■ REQUEST: Each record is to be transcribed exactly.
◇ ◇ ◇ ◇ ◇
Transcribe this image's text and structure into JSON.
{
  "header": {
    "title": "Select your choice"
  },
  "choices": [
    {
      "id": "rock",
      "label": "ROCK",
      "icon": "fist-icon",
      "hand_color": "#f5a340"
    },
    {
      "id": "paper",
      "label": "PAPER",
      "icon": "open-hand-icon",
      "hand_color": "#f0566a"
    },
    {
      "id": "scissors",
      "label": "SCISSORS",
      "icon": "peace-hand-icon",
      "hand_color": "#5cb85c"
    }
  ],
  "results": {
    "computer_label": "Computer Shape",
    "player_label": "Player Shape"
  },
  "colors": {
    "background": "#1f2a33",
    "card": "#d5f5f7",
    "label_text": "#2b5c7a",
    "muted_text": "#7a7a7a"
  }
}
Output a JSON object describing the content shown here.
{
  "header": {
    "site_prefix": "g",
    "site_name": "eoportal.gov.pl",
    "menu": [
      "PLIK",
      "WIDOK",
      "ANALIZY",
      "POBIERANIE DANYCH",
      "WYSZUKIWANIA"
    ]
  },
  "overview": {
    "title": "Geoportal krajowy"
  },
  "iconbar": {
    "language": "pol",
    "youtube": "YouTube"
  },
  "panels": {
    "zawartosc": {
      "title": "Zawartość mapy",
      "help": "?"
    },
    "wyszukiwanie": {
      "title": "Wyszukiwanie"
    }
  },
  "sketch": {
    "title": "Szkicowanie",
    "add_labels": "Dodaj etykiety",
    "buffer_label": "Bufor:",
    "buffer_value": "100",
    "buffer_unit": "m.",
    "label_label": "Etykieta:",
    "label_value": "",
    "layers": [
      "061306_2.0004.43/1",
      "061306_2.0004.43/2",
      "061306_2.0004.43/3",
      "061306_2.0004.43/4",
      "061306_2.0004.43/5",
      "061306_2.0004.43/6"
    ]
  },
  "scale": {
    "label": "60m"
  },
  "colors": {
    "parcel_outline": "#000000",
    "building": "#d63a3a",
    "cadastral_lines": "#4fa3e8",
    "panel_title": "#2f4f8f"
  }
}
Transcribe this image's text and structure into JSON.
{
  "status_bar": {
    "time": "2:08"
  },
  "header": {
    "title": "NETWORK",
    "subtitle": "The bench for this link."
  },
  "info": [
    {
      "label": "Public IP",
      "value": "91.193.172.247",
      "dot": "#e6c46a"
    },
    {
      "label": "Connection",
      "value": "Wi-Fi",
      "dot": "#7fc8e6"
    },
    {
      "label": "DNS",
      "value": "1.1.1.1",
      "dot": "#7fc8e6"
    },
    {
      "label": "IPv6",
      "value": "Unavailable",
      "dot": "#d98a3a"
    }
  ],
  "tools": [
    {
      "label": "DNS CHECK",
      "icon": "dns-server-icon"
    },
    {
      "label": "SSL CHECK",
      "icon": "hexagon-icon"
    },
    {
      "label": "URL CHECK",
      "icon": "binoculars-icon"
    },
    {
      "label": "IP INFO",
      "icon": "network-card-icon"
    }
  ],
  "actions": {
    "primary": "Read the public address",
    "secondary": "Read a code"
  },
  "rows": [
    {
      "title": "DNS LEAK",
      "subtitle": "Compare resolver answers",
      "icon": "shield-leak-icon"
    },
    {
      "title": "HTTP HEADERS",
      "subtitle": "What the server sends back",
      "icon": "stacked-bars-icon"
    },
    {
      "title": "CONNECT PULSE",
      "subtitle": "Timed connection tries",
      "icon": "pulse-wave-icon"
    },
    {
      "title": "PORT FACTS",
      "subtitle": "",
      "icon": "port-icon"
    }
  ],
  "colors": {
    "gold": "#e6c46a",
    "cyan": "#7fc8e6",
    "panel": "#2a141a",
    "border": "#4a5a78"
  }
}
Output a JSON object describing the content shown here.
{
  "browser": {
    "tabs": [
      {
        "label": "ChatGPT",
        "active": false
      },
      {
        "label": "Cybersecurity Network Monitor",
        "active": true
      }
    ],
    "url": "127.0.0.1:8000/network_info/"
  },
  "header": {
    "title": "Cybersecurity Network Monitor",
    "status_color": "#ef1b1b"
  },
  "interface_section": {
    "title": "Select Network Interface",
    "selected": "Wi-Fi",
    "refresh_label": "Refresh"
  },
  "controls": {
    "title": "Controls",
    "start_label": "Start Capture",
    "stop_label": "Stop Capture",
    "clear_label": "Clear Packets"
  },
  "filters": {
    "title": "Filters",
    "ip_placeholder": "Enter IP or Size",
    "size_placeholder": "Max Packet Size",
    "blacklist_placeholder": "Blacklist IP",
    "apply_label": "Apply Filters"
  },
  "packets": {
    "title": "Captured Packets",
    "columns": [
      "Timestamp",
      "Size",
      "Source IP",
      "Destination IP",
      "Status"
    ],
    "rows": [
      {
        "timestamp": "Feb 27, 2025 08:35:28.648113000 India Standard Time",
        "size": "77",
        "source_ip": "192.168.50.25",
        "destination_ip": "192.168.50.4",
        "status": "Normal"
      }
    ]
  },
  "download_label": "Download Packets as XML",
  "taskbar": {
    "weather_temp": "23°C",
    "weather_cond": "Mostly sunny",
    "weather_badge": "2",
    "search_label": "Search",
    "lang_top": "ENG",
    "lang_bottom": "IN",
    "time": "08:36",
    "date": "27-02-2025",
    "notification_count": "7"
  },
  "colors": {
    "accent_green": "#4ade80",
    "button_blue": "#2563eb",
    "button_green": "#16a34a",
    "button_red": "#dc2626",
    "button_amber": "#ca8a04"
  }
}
◇ ◇ ◇ ◇ ◇
■ WRITTEN ANSWER:
Transcribe this image's text and structure into JSON.
{
  "header": {
    "title": "Select your choice"
  },
  "choices": [
    {
      "id": "rock",
      "label": "ROCK",
      "icon": "fist-icon",
      "hand_color": "#f5a340"
    },
    {
      "id": "paper",
      "label": "PAPER",
      "icon": "open-hand-icon",
      "hand_color": "#f0566a"
    },
    {
      "id": "scissors",
      "label": "SCISSORS",
      "icon": "peace-hand-icon",
      "hand_color": "#5cb85c"
    }
  ],
  "results": {
    "computer_label": "Computer Shape",
    "player_label": "Player Shape"
  },
  "colors": {
    "background": "#1f2a33",
    "card": "#d5f5f7",
    "label_text": "#2b5c7a",
    "muted_text": "#7a7a7a"
  }
}
Output a JSON object describing the content shown here.
{
  "header": {
    "site_prefix": "g",
    "site_name": "eoportal.gov.pl",
    "menu": [
      "PLIK",
      "WIDOK",
      "ANALIZY",
      "POBIERANIE DANYCH",
      "WYSZUKIWANIA"
    ]
  },
  "overview": {
    "title": "Geoportal krajowy"
  },
  "iconbar": {
    "language": "pol",
    "youtube": "YouTube"
  },
  "panels": {
    "zawartosc": {
      "title": "Zawartość mapy",
      "help": "?"
    },
    "wyszukiwanie": {
      "title": "Wyszukiwanie"
    }
  },
  "sketch": {
    "title": "Szkicowanie",
    "add_labels": "Dodaj etykiety",
    "buffer_label": "Bufor:",
    "buffer_value": "100",
    "buffer_unit": "m.",
    "label_label": "Etykieta:",
    "label_value": "",
    "layers": [
      "061306_2.0004.43/1",
      "061306_2.0004.43/2",
      "061306_2.0004.43/3",
      "061306_2.0004.43/4",
      "061306_2.0004.43/5",
      "061306_2.0004.43/6"
    ]
  },
  "scale": {
    "label": "60m"
  },
  "colors": {
    "parcel_outline": "#000000",
    "building": "#d63a3a",
    "cadastral_lines": "#4fa3e8",
    "panel_title": "#2f4f8f"
  }
}
Transcribe this image's text and structure into JSON.
{
  "status_bar": {
    "time": "2:08"
  },
  "header": {
    "title": "NETWORK",
    "subtitle": "The bench for this link."
  },
  "info": [
    {
      "label": "Public IP",
      "value": "91.193.172.247",
      "dot": "#e6c46a"
    },
    {
      "label": "Connection",
      "value": "Wi-Fi",
      "dot": "#7fc8e6"
    },
    {
      "label": "DNS",
      "value": "1.1.1.1",
      "dot": "#7fc8e6"
    },
    {
      "label": "IPv6",
      "value": "Unavailable",
      "dot": "#d98a3a"
    }
  ],
  "tools": [
    {
      "label": "DNS CHECK",
      "icon": "dns-server-icon"
    },
    {
      "label": "SSL CHECK",
      "icon": "hexagon-icon"
    },
    {
      "label": "URL CHECK",
      "icon": "binoculars-icon"
    },
    {
      "label": "IP INFO",
      "icon": "network-card-icon"
    }
  ],
  "actions": {
    "primary": "Read the public address",
    "secondary": "Read a code"
  },
  "rows": [
    {
      "title": "DNS LEAK",
      "subtitle": "Compare resolver answers",
      "icon": "shield-leak-icon"
    },
    {
      "title": "HTTP HEADERS",
      "subtitle": "What the server sends back",
      "icon": "stacked-bars-icon"
    },
    {
      "title": "CONNECT PULSE",
      "subtitle": "Timed connection tries",
      "icon": "pulse-wave-icon"
    },
    {
      "title": "PORT FACTS",
      "subtitle": "",
      "icon": "port-icon"
    }
  ],
  "colors": {
    "gold": "#e6c46a",
    "cyan": "#7fc8e6",
    "panel": "#2a141a",
    "border": "#4a5a78"
  }
}
Output a JSON object describing the content shown here.
{
  "browser": {
    "tabs": [
      {
        "label": "ChatGPT",
        "active": false
      },
      {
        "label": "Cybersecurity Network Monitor",
        "active": true
      }
    ],
    "url": "127.0.0.1:8000/network_info/"
  },
  "header": {
    "title": "Cybersecurity Network Monitor",
    "status_color": "#ef1b1b"
  },
  "interface_section": {
    "title": "Select Network Interface",
    "selected": "Wi-Fi",
    "refresh_label": "Refresh"
  },
  "controls": {
    "title": "Controls",
    "start_label": "Start Capture",
    "stop_label": "Stop Capture",
    "clear_label": "Clear Packets"
  },
  "filters": {
    "title": "Filters",
    "ip_placeholder": "Enter IP or Size",
    "size_placeholder": "Max Packet Size",
    "blacklist_placeholder": "Blacklist IP",
    "apply_label": "Apply Filters"
  },
  "packets": {
    "title": "Captured Packets",
    "columns": [
      "Timestamp",
      "Size",
      "Source IP",
      "Destination IP",
      "Status"
    ],
    "rows": [
      {
        "timestamp": "Feb 27, 2025 08:35:28.648113000 India Standard Time",
        "size": "77",
        "source_ip": "192.168.50.25",
        "destination_ip": "192.168.50.4",
        "status": "Normal"
      }
    ]
  },
  "download_label": "Download Packets as XML",
  "taskbar": {
    "weather_temp": "23°C",
    "weather_cond": "Mostly sunny",
    "weather_badge": "2",
    "search_label": "Search",
    "lang_top": "ENG",
    "lang_bottom": "IN",
    "time": "08:36",
    "date": "27-02-2025",
    "notification_count": "7"
  },
  "colors": {
    "accent_green": "#4ade80",
    "button_blue": "#2563eb",
    "button_green": "#16a34a",
    "button_red": "#dc2626",
    "button_amber": "#ca8a04"
  }
}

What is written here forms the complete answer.